DATASET RECORDS:
= = = = =

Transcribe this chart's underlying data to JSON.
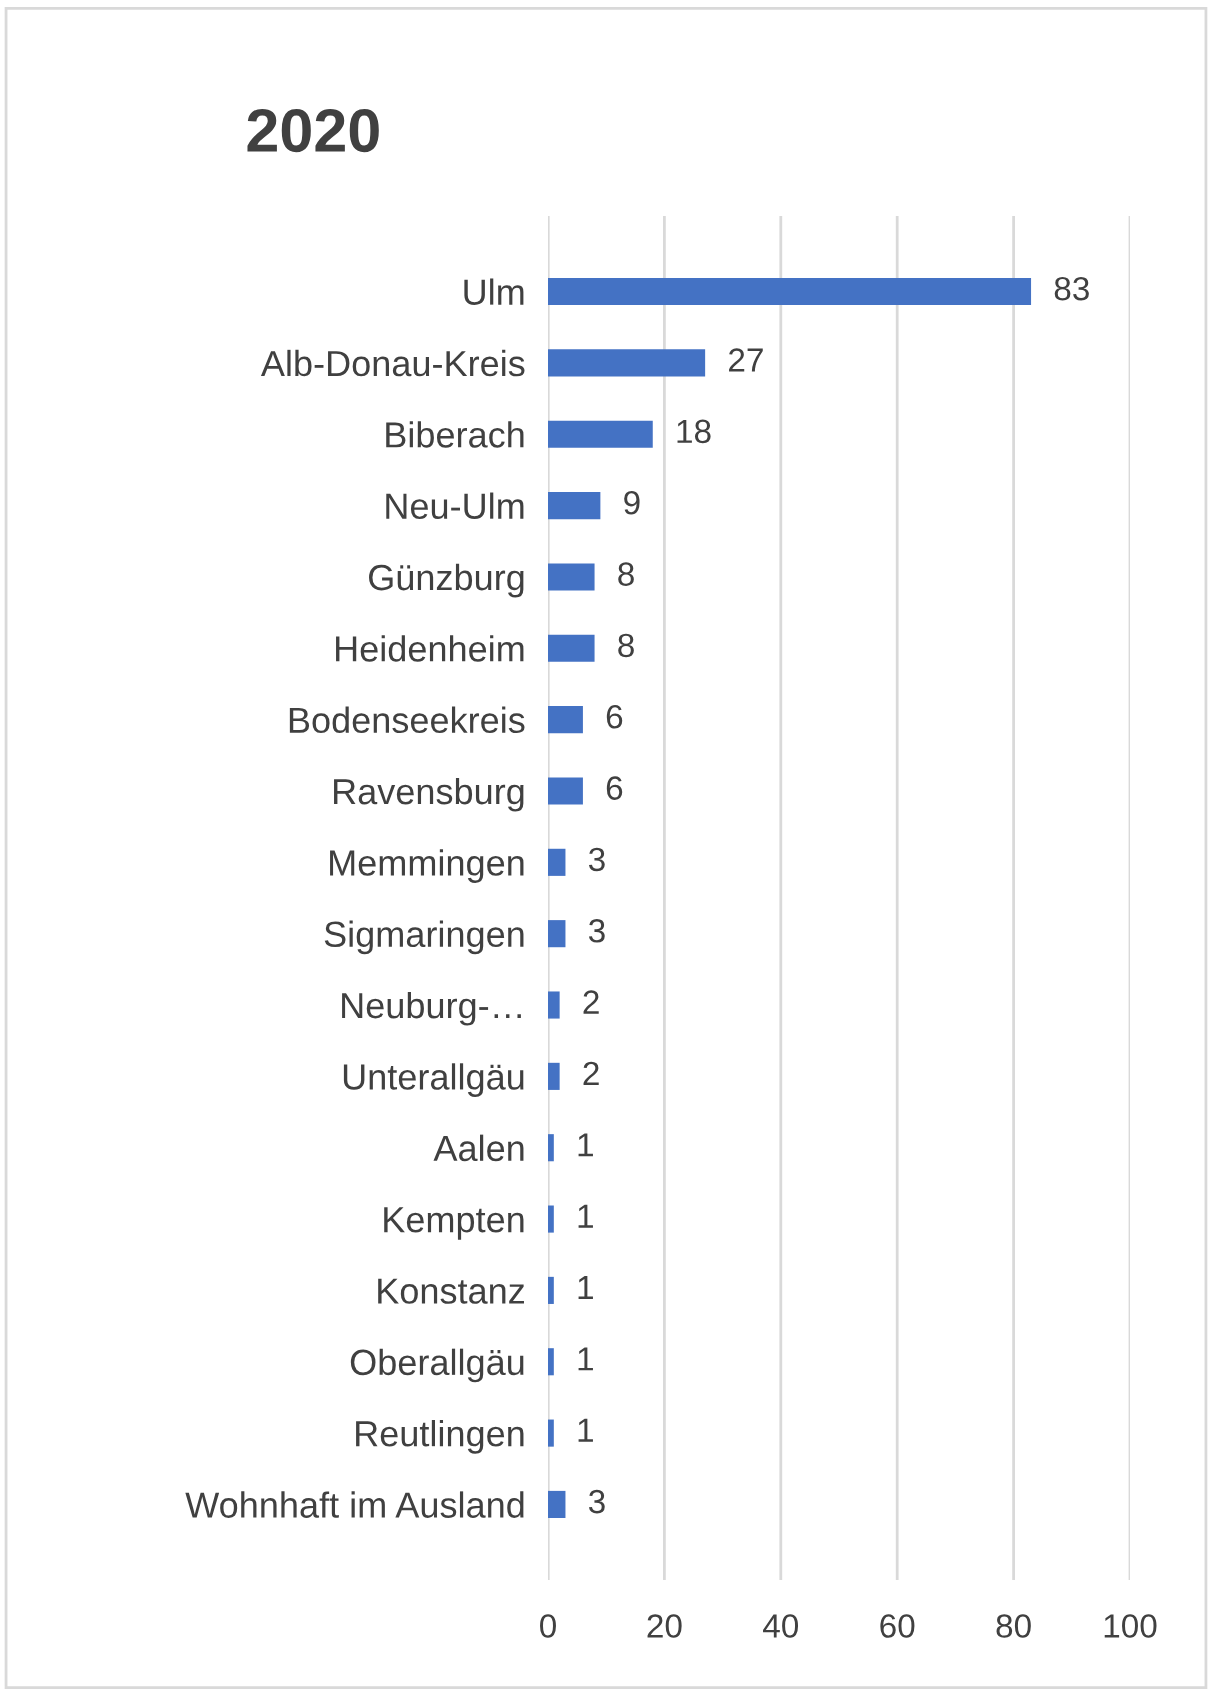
{
  "chart_data": {
    "type": "bar",
    "orientation": "horizontal",
    "title": "2020",
    "categories": [
      "Ulm",
      "Alb-Donau-Kreis",
      "Biberach",
      "Neu-Ulm",
      "Günzburg",
      "Heidenheim",
      "Bodenseekreis",
      "Ravensburg",
      "Memmingen",
      "Sigmaringen",
      "Neuburg-…",
      "Unterallgäu",
      "Aalen",
      "Kempten",
      "Konstanz",
      "Oberallgäu",
      "Reutlingen",
      "Wohnhaft im Ausland"
    ],
    "values": [
      83,
      27,
      18,
      9,
      8,
      8,
      6,
      6,
      3,
      3,
      2,
      2,
      1,
      1,
      1,
      1,
      1,
      3
    ],
    "color": "#4472c4",
    "xlim": [
      0,
      100
    ],
    "xticks": [
      0,
      20,
      40,
      60,
      80,
      100
    ],
    "grid": "x",
    "data_labels": true
  }
}
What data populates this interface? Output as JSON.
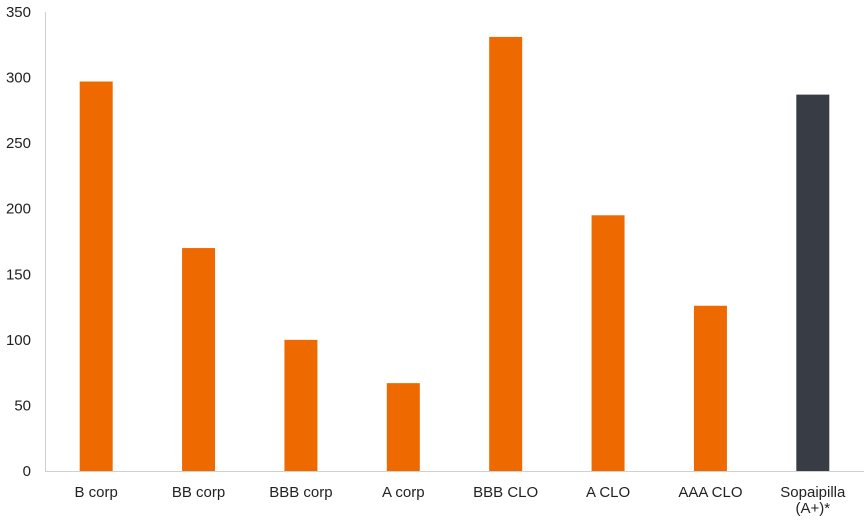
{
  "chart_data": {
    "type": "bar",
    "title": "",
    "xlabel": "",
    "ylabel": "",
    "categories": [
      [
        "B corp"
      ],
      [
        "BB corp"
      ],
      [
        "BBB corp"
      ],
      [
        "A corp"
      ],
      [
        "BBB CLO"
      ],
      [
        "A CLO"
      ],
      [
        "AAA CLO"
      ],
      [
        "Sopaipilla",
        "(A+)*"
      ]
    ],
    "values": [
      297,
      170,
      100,
      67,
      331,
      195,
      126,
      287
    ],
    "bar_colors": [
      "#EE6A00",
      "#EE6A00",
      "#EE6A00",
      "#EE6A00",
      "#EE6A00",
      "#EE6A00",
      "#EE6A00",
      "#373C45"
    ],
    "yticks": [
      "0",
      "50",
      "100",
      "150",
      "200",
      "250",
      "300",
      "350"
    ],
    "ylim": [
      0,
      350
    ],
    "grid": false,
    "legend": "none"
  }
}
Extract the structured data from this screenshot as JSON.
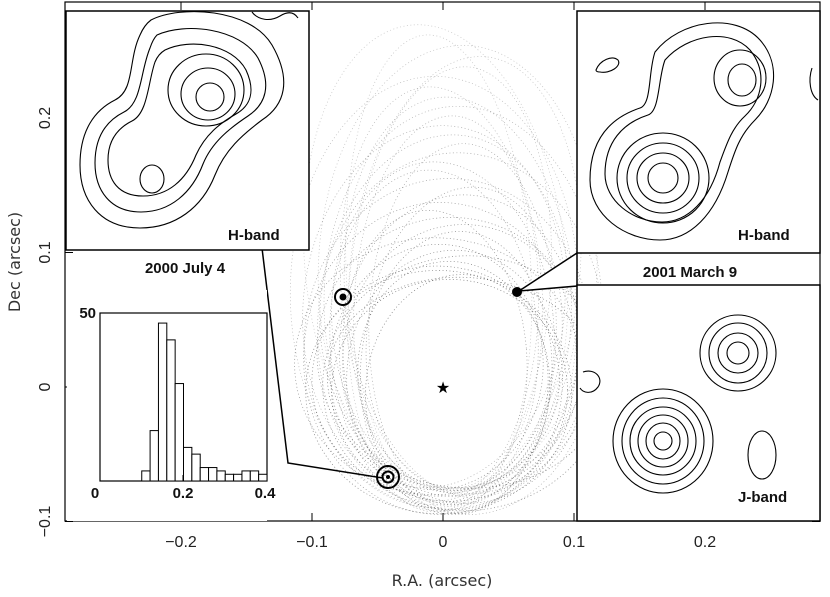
{
  "chart_data": {
    "type": "scatter",
    "title": "",
    "xlabel": "R.A. (arcsec)",
    "ylabel": "Dec (arcsec)",
    "xlim": [
      -0.28,
      0.28
    ],
    "ylim": [
      -0.1,
      0.28
    ],
    "x_ticks": [
      -0.2,
      -0.1,
      0,
      0.1,
      0.2
    ],
    "x_tick_labels": [
      "−0.2",
      "−0.1",
      "0",
      "0.1",
      "0.2"
    ],
    "y_ticks": [
      -0.1,
      0,
      0.1,
      0.2
    ],
    "y_tick_labels": [
      "−0.1",
      "0",
      "0.1",
      "0.2"
    ],
    "primary_star": {
      "x": 0,
      "y": 0,
      "marker": "star"
    },
    "observed_positions": [
      {
        "date": "2000 July 4",
        "x": -0.042,
        "y": -0.067,
        "marker": "circle-large"
      },
      {
        "date": "unlabeled epoch",
        "x": -0.075,
        "y": 0.064,
        "marker": "circle-medium"
      },
      {
        "date": "2001 March 9",
        "x": 0.057,
        "y": 0.068,
        "marker": "filled-dot"
      }
    ],
    "orbit_family": {
      "description_visible": "dotted candidate orbits",
      "center": {
        "x": 0.005,
        "y": 0.0
      },
      "semi_axis_x_range": [
        0.07,
        0.11
      ],
      "top_y_range": [
        0.08,
        0.27
      ],
      "bottom_y": -0.085
    },
    "insets": [
      {
        "label": "H-band",
        "date": "2000 July 4",
        "position": "upper-left"
      },
      {
        "label": "H-band",
        "date": "2001 March 9",
        "position": "upper-right"
      },
      {
        "label": "J-band",
        "date": "",
        "position": "lower-right"
      }
    ],
    "histogram": {
      "type": "bar",
      "position": "lower-left",
      "xlim": [
        0,
        0.4
      ],
      "ylim": [
        0,
        50
      ],
      "x_tick_labels": [
        "0",
        "0.2",
        "0.4"
      ],
      "y_tick_labels": [
        "50"
      ],
      "bin_width": 0.02,
      "bin_starts": [
        0.1,
        0.12,
        0.14,
        0.16,
        0.18,
        0.2,
        0.22,
        0.24,
        0.26,
        0.28,
        0.3,
        0.32,
        0.34,
        0.36,
        0.38
      ],
      "counts": [
        3,
        15,
        47,
        42,
        29,
        10,
        8,
        4,
        4,
        3,
        2,
        2,
        3,
        3,
        2
      ]
    }
  }
}
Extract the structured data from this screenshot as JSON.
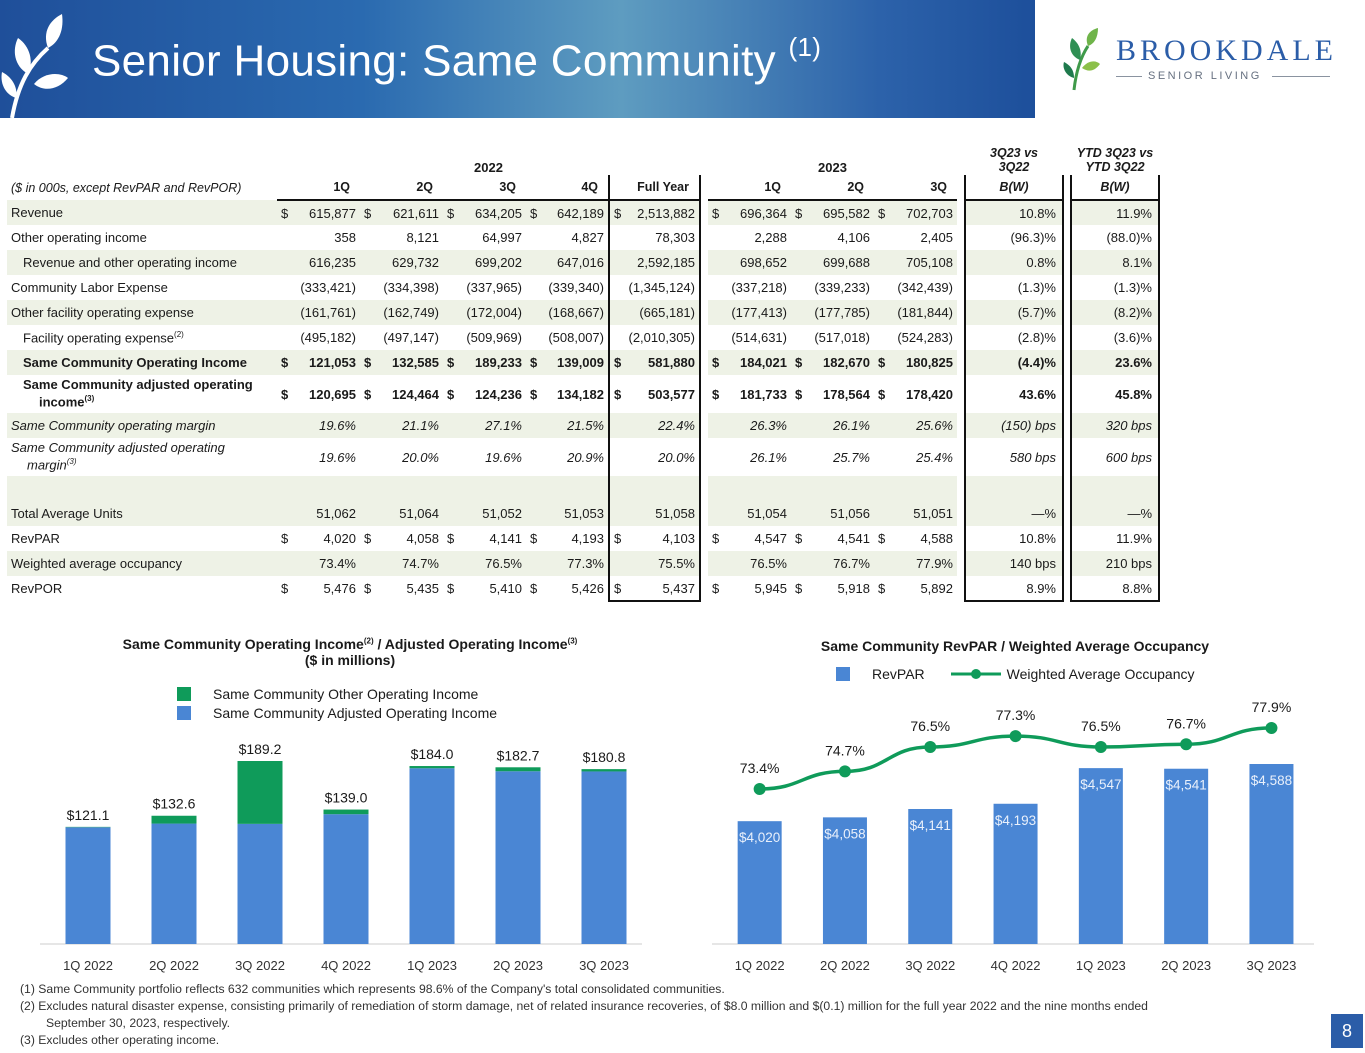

= = = = =

DIRECTIVE: The word "type" may appear on some lines of these records; state how many such lines there are, and nothing else.

SOLUTION TO THE EXERCISE: 4